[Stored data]
* BEGIN *

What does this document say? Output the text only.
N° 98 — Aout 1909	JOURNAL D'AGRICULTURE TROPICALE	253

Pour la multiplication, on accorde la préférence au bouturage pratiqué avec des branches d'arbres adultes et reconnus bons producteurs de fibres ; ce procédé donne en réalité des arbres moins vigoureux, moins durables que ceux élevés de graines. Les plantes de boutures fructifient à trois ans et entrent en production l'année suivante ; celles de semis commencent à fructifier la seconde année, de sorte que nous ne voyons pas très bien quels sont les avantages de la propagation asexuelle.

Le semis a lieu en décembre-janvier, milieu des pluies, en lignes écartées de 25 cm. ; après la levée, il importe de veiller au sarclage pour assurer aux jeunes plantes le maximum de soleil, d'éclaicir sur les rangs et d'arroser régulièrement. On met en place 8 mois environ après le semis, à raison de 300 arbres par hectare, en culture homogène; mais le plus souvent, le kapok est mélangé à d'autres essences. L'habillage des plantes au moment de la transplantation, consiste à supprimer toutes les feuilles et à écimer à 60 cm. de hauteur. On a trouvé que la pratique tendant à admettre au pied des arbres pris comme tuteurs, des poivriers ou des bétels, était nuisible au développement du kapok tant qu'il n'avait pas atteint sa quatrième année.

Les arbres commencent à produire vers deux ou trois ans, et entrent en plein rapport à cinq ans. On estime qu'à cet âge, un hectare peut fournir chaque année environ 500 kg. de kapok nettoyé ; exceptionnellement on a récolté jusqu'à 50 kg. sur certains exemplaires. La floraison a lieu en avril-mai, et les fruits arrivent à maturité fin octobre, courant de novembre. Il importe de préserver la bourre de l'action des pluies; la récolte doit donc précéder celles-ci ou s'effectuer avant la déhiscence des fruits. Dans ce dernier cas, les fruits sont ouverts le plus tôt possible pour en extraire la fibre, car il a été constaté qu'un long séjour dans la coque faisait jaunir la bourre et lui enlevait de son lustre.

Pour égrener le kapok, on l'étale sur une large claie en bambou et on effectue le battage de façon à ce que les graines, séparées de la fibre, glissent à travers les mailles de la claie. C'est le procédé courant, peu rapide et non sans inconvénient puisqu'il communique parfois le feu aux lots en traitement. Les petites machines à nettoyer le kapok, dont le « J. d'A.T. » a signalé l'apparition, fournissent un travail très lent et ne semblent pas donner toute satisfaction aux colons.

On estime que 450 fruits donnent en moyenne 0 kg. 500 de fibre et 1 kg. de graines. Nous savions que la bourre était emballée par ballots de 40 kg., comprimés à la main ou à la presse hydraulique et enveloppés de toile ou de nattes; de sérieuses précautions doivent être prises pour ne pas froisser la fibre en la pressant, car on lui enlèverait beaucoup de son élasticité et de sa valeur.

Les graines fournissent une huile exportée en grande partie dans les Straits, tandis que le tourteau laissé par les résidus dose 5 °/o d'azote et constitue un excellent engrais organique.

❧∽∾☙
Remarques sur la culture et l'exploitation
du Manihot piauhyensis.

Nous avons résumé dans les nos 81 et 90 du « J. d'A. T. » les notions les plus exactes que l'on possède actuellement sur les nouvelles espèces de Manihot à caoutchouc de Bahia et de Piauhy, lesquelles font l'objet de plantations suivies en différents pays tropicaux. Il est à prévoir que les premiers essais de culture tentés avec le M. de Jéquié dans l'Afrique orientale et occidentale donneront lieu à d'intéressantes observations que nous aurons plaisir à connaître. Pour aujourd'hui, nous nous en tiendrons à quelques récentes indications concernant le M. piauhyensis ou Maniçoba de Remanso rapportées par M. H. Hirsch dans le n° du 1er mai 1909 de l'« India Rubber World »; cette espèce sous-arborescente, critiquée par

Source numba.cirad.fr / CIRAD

* END *

→ **Work required**
Each line of the material must be restated exactly.

→ **Exercise output**
What does this document say? Output the text only.
N° 98 — Aout 1909	JOURNAL D'AGRICULTURE TROPICALE	253

Pour la multiplication, on accorde la préférence au bouturage pratiqué avec des branches d'arbres adultes et reconnus bons producteurs de fibres ; ce procédé donne en réalité des arbres moins vigoureux, moins durables que ceux élevés de graines. Les plantes de boutures fructifient à trois ans et entrent en production l'année suivante ; celles de semis commencent à fructifier la seconde année, de sorte que nous ne voyons pas très bien quels sont les avantages de la propagation asexuelle.

Le semis a lieu en décembre-janvier, milieu des pluies, en lignes écartées de 25 cm. ; après la levée, il importe de veiller au sarclage pour assurer aux jeunes plantes le maximum de soleil, d'éclaicir sur les rangs et d'arroser régulièrement. On met en place 8 mois environ après le semis, à raison de 300 arbres par hectare, en culture homogène; mais le plus souvent, le kapok est mélangé à d'autres essences. L'habillage des plantes au moment de la transplantation, consiste à supprimer toutes les feuilles et à écimer à 60 cm. de hauteur. On a trouvé que la pratique tendant à admettre au pied des arbres pris comme tuteurs, des poivriers ou des bétels, était nuisible au développement du kapok tant qu'il n'avait pas atteint sa quatrième année.

Les arbres commencent à produire vers deux ou trois ans, et entrent en plein rapport à cinq ans. On estime qu'à cet âge, un hectare peut fournir chaque année environ 500 kg. de kapok nettoyé ; exceptionnellement on a récolté jusqu'à 50 kg. sur certains exemplaires. La floraison a lieu en avril-mai, et les fruits arrivent à maturité fin octobre, courant de novembre. Il importe de préserver la bourre de l'action des pluies; la récolte doit donc précéder celles-ci ou s'effectuer avant la déhiscence des fruits. Dans ce dernier cas, les fruits sont ouverts le plus tôt possible pour en extraire la fibre, car il a été constaté qu'un long séjour dans la coque faisait jaunir la bourre et lui enlevait de son lustre.

Pour égrener le kapok, on l'étale sur une large claie en bambou et on effectue le battage de façon à ce que les graines, séparées de la fibre, glissent à travers les mailles de la claie. C'est le procédé courant, peu rapide et non sans inconvénient puisqu'il communique parfois le feu aux lots en traitement. Les petites machines à nettoyer le kapok, dont le « J. d'A.T. » a signalé l'apparition, fournissent un travail très lent et ne semblent pas donner toute satisfaction aux colons.

On estime que 450 fruits donnent en moyenne 0 kg. 500 de fibre et 1 kg. de graines. Nous savions que la bourre était emballée par ballots de 40 kg., comprimés à la main ou à la presse hydraulique et enveloppés de toile ou de nattes; de sérieuses précautions doivent être prises pour ne pas froisser la fibre en la pressant, car on lui enlèverait beaucoup de son élasticité et de sa valeur.

Les graines fournissent une huile exportée en grande partie dans les Straits, tandis que le tourteau laissé par les résidus dose 5 °/o d'azote et constitue un excellent engrais organique.

❧∽∾☙
Remarques sur la culture et l'exploitation
du Manihot piauhyensis.

Nous avons résumé dans les nos 81 et 90 du « J. d'A. T. » les notions les plus exactes que l'on possède actuellement sur les nouvelles espèces de Manihot à caoutchouc de Bahia et de Piauhy, lesquelles font l'objet de plantations suivies en différents pays tropicaux. Il est à prévoir que les premiers essais de culture tentés avec le M. de Jéquié dans l'Afrique orientale et occidentale donneront lieu à d'intéressantes observations que nous aurons plaisir à connaître. Pour aujourd'hui, nous nous en tiendrons à quelques récentes indications concernant le M. piauhyensis ou Maniçoba de Remanso rapportées par M. H. Hirsch dans le n° du 1er mai 1909 de l'« India Rubber World »; cette espèce sous-arborescente, critiquée par

Source numba.cirad.fr / CIRAD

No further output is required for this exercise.